= Your task =
Do not copy the pictures; transcribe all other material exactly.

= Items from a figure collection =
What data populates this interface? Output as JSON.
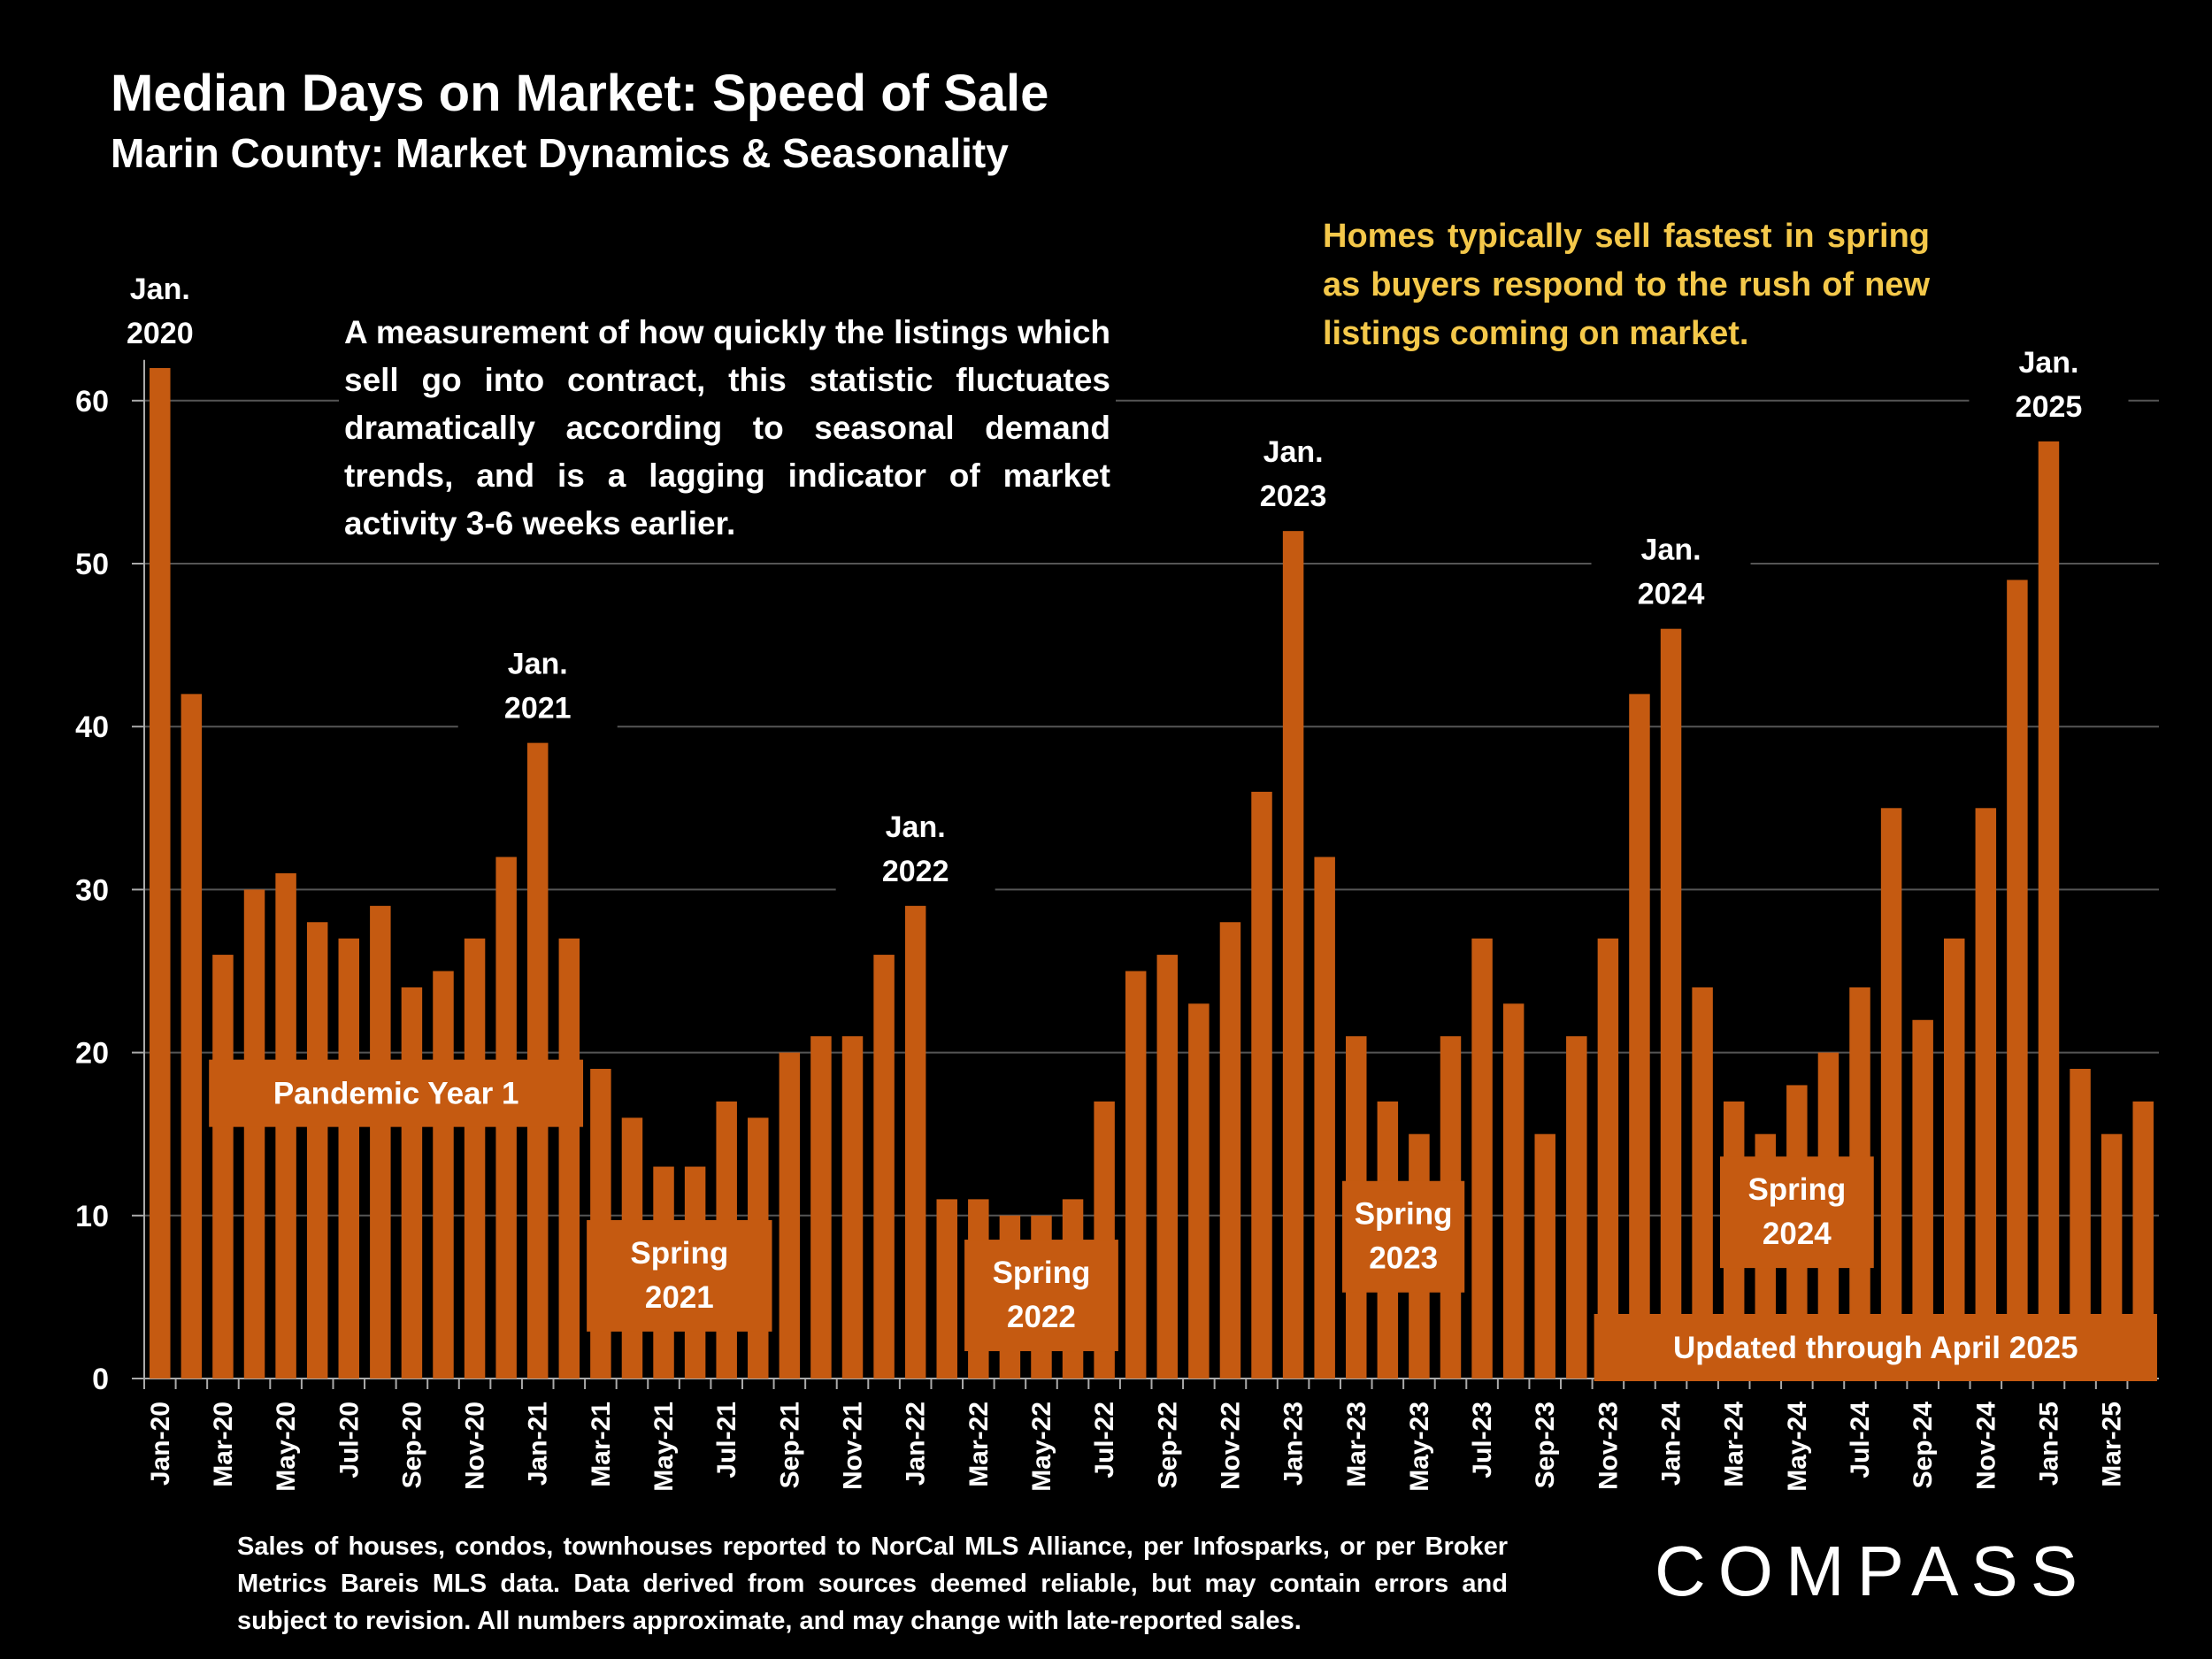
{
  "title": "Median Days on Market:  Speed of Sale",
  "subtitle": "Marin County: Market Dynamics & Seasonality",
  "description": "A measurement of how quickly the listings which sell go into contract, this statistic fluctuates dramatically according to seasonal demand trends, and is a lagging indicator of market activity 3-6 weeks earlier.",
  "note": "Homes typically sell fastest in spring as buyers respond to the rush of new listings coming on market.",
  "footnote": "Sales of houses, condos, townhouses reported to NorCal MLS Alliance, per Infosparks, or per Broker Metrics Bareis MLS data. Data derived from sources deemed reliable, but may contain errors and subject to revision. All numbers approximate, and may change with late-reported sales.",
  "logo": "COMPASS",
  "colors": {
    "bar": "#c55a11",
    "note": "#f4c84a",
    "background": "#000000",
    "grid": "#555555"
  },
  "chart_data": {
    "type": "bar",
    "title": "Median Days on Market:  Speed of Sale",
    "ylim": [
      0,
      62
    ],
    "yticks": [
      0,
      10,
      20,
      30,
      40,
      50,
      60
    ],
    "categories": [
      "Jan-20",
      "Feb-20",
      "Mar-20",
      "Apr-20",
      "May-20",
      "Jun-20",
      "Jul-20",
      "Aug-20",
      "Sep-20",
      "Oct-20",
      "Nov-20",
      "Dec-20",
      "Jan-21",
      "Feb-21",
      "Mar-21",
      "Apr-21",
      "May-21",
      "Jun-21",
      "Jul-21",
      "Aug-21",
      "Sep-21",
      "Oct-21",
      "Nov-21",
      "Dec-21",
      "Jan-22",
      "Feb-22",
      "Mar-22",
      "Apr-22",
      "May-22",
      "Jun-22",
      "Jul-22",
      "Aug-22",
      "Sep-22",
      "Oct-22",
      "Nov-22",
      "Dec-22",
      "Jan-23",
      "Feb-23",
      "Mar-23",
      "Apr-23",
      "May-23",
      "Jun-23",
      "Jul-23",
      "Aug-23",
      "Sep-23",
      "Oct-23",
      "Nov-23",
      "Dec-23",
      "Jan-24",
      "Feb-24",
      "Mar-24",
      "Apr-24",
      "May-24",
      "Jun-24",
      "Jul-24",
      "Aug-24",
      "Sep-24",
      "Oct-24",
      "Nov-24",
      "Dec-24",
      "Jan-25",
      "Feb-25",
      "Mar-25",
      "Apr-25"
    ],
    "values": [
      62,
      42,
      26,
      30,
      31,
      28,
      27,
      29,
      24,
      25,
      27,
      32,
      39,
      27,
      19,
      16,
      13,
      13,
      17,
      16,
      20,
      21,
      21,
      26,
      29,
      11,
      11,
      10,
      10,
      11,
      17,
      25,
      26,
      23,
      28,
      36,
      52,
      32,
      21,
      17,
      15,
      21,
      27,
      23,
      15,
      21,
      27,
      42,
      46,
      24,
      17,
      15,
      18,
      20,
      24,
      35,
      22,
      27,
      35,
      49,
      57.5,
      19,
      15,
      17
    ],
    "x_tick_labels": [
      "Jan-20",
      "Mar-20",
      "May-20",
      "Jul-20",
      "Sep-20",
      "Nov-20",
      "Jan-21",
      "Mar-21",
      "May-21",
      "Jul-21",
      "Sep-21",
      "Nov-21",
      "Jan-22",
      "Mar-22",
      "May-22",
      "Jul-22",
      "Sep-22",
      "Nov-22",
      "Jan-23",
      "Mar-23",
      "May-23",
      "Jul-23",
      "Sep-23",
      "Nov-23",
      "Jan-24",
      "Mar-24",
      "May-24",
      "Jul-24",
      "Sep-24",
      "Nov-24",
      "Jan-25",
      "Mar-25"
    ],
    "peak_annotations": [
      {
        "index": 0,
        "line1": "Jan.",
        "line2": "2020"
      },
      {
        "index": 12,
        "line1": "Jan.",
        "line2": "2021"
      },
      {
        "index": 24,
        "line1": "Jan.",
        "line2": "2022"
      },
      {
        "index": 36,
        "line1": "Jan.",
        "line2": "2023"
      },
      {
        "index": 48,
        "line1": "Jan.",
        "line2": "2024"
      },
      {
        "index": 60,
        "line1": "Jan.",
        "line2": "2025"
      }
    ],
    "period_labels": [
      {
        "lines": [
          "Pandemic Year 1"
        ],
        "from_index": 2,
        "to_index": 13,
        "at_value": 17.5
      },
      {
        "lines": [
          "Spring",
          "2021"
        ],
        "from_index": 14,
        "to_index": 19,
        "at_value": 6.3
      },
      {
        "lines": [
          "Spring",
          "2022"
        ],
        "from_index": 26,
        "to_index": 30,
        "at_value": 5.1
      },
      {
        "lines": [
          "Spring",
          "2023"
        ],
        "from_index": 38,
        "to_index": 41,
        "at_value": 8.7
      },
      {
        "lines": [
          "Spring",
          "2024"
        ],
        "from_index": 50,
        "to_index": 54,
        "at_value": 10.2
      },
      {
        "lines": [
          "Updated through April 2025"
        ],
        "from_index": 46,
        "to_index": 63,
        "at_value": 1.9
      }
    ]
  }
}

= Output below =
What data populates this interface? Output as JSON.
{
  "title": "Median Days on Market:  Speed of Sale",
  "subtitle": "Marin County: Market Dynamics & Seasonality",
  "description": "A measurement of how quickly the listings which sell go into contract, this statistic fluctuates dramatically according to seasonal demand trends, and is a lagging indicator of market activity 3-6 weeks earlier.",
  "note": "Homes typically sell fastest in spring as buyers respond to the rush of new listings coming on market.",
  "footnote": "Sales of houses, condos, townhouses reported to NorCal MLS Alliance, per Infosparks, or per Broker Metrics Bareis MLS data. Data derived from sources deemed reliable, but may contain errors and subject to revision. All numbers approximate, and may change with late-reported sales.",
  "logo": "COMPASS",
  "colors": {
    "bar": "#c55a11",
    "note": "#f4c84a",
    "background": "#000000",
    "grid": "#555555"
  },
  "chart_data": {
    "type": "bar",
    "title": "Median Days on Market:  Speed of Sale",
    "ylim": [
      0,
      62
    ],
    "yticks": [
      0,
      10,
      20,
      30,
      40,
      50,
      60
    ],
    "categories": [
      "Jan-20",
      "Feb-20",
      "Mar-20",
      "Apr-20",
      "May-20",
      "Jun-20",
      "Jul-20",
      "Aug-20",
      "Sep-20",
      "Oct-20",
      "Nov-20",
      "Dec-20",
      "Jan-21",
      "Feb-21",
      "Mar-21",
      "Apr-21",
      "May-21",
      "Jun-21",
      "Jul-21",
      "Aug-21",
      "Sep-21",
      "Oct-21",
      "Nov-21",
      "Dec-21",
      "Jan-22",
      "Feb-22",
      "Mar-22",
      "Apr-22",
      "May-22",
      "Jun-22",
      "Jul-22",
      "Aug-22",
      "Sep-22",
      "Oct-22",
      "Nov-22",
      "Dec-22",
      "Jan-23",
      "Feb-23",
      "Mar-23",
      "Apr-23",
      "May-23",
      "Jun-23",
      "Jul-23",
      "Aug-23",
      "Sep-23",
      "Oct-23",
      "Nov-23",
      "Dec-23",
      "Jan-24",
      "Feb-24",
      "Mar-24",
      "Apr-24",
      "May-24",
      "Jun-24",
      "Jul-24",
      "Aug-24",
      "Sep-24",
      "Oct-24",
      "Nov-24",
      "Dec-24",
      "Jan-25",
      "Feb-25",
      "Mar-25",
      "Apr-25"
    ],
    "values": [
      62,
      42,
      26,
      30,
      31,
      28,
      27,
      29,
      24,
      25,
      27,
      32,
      39,
      27,
      19,
      16,
      13,
      13,
      17,
      16,
      20,
      21,
      21,
      26,
      29,
      11,
      11,
      10,
      10,
      11,
      17,
      25,
      26,
      23,
      28,
      36,
      52,
      32,
      21,
      17,
      15,
      21,
      27,
      23,
      15,
      21,
      27,
      42,
      46,
      24,
      17,
      15,
      18,
      20,
      24,
      35,
      22,
      27,
      35,
      49,
      57.5,
      19,
      15,
      17
    ],
    "x_tick_labels": [
      "Jan-20",
      "Mar-20",
      "May-20",
      "Jul-20",
      "Sep-20",
      "Nov-20",
      "Jan-21",
      "Mar-21",
      "May-21",
      "Jul-21",
      "Sep-21",
      "Nov-21",
      "Jan-22",
      "Mar-22",
      "May-22",
      "Jul-22",
      "Sep-22",
      "Nov-22",
      "Jan-23",
      "Mar-23",
      "May-23",
      "Jul-23",
      "Sep-23",
      "Nov-23",
      "Jan-24",
      "Mar-24",
      "May-24",
      "Jul-24",
      "Sep-24",
      "Nov-24",
      "Jan-25",
      "Mar-25"
    ],
    "peak_annotations": [
      {
        "index": 0,
        "line1": "Jan.",
        "line2": "2020"
      },
      {
        "index": 12,
        "line1": "Jan.",
        "line2": "2021"
      },
      {
        "index": 24,
        "line1": "Jan.",
        "line2": "2022"
      },
      {
        "index": 36,
        "line1": "Jan.",
        "line2": "2023"
      },
      {
        "index": 48,
        "line1": "Jan.",
        "line2": "2024"
      },
      {
        "index": 60,
        "line1": "Jan.",
        "line2": "2025"
      }
    ],
    "period_labels": [
      {
        "lines": [
          "Pandemic Year 1"
        ],
        "from_index": 2,
        "to_index": 13,
        "at_value": 17.5
      },
      {
        "lines": [
          "Spring",
          "2021"
        ],
        "from_index": 14,
        "to_index": 19,
        "at_value": 6.3
      },
      {
        "lines": [
          "Spring",
          "2022"
        ],
        "from_index": 26,
        "to_index": 30,
        "at_value": 5.1
      },
      {
        "lines": [
          "Spring",
          "2023"
        ],
        "from_index": 38,
        "to_index": 41,
        "at_value": 8.7
      },
      {
        "lines": [
          "Spring",
          "2024"
        ],
        "from_index": 50,
        "to_index": 54,
        "at_value": 10.2
      },
      {
        "lines": [
          "Updated through April 2025"
        ],
        "from_index": 46,
        "to_index": 63,
        "at_value": 1.9
      }
    ]
  }
}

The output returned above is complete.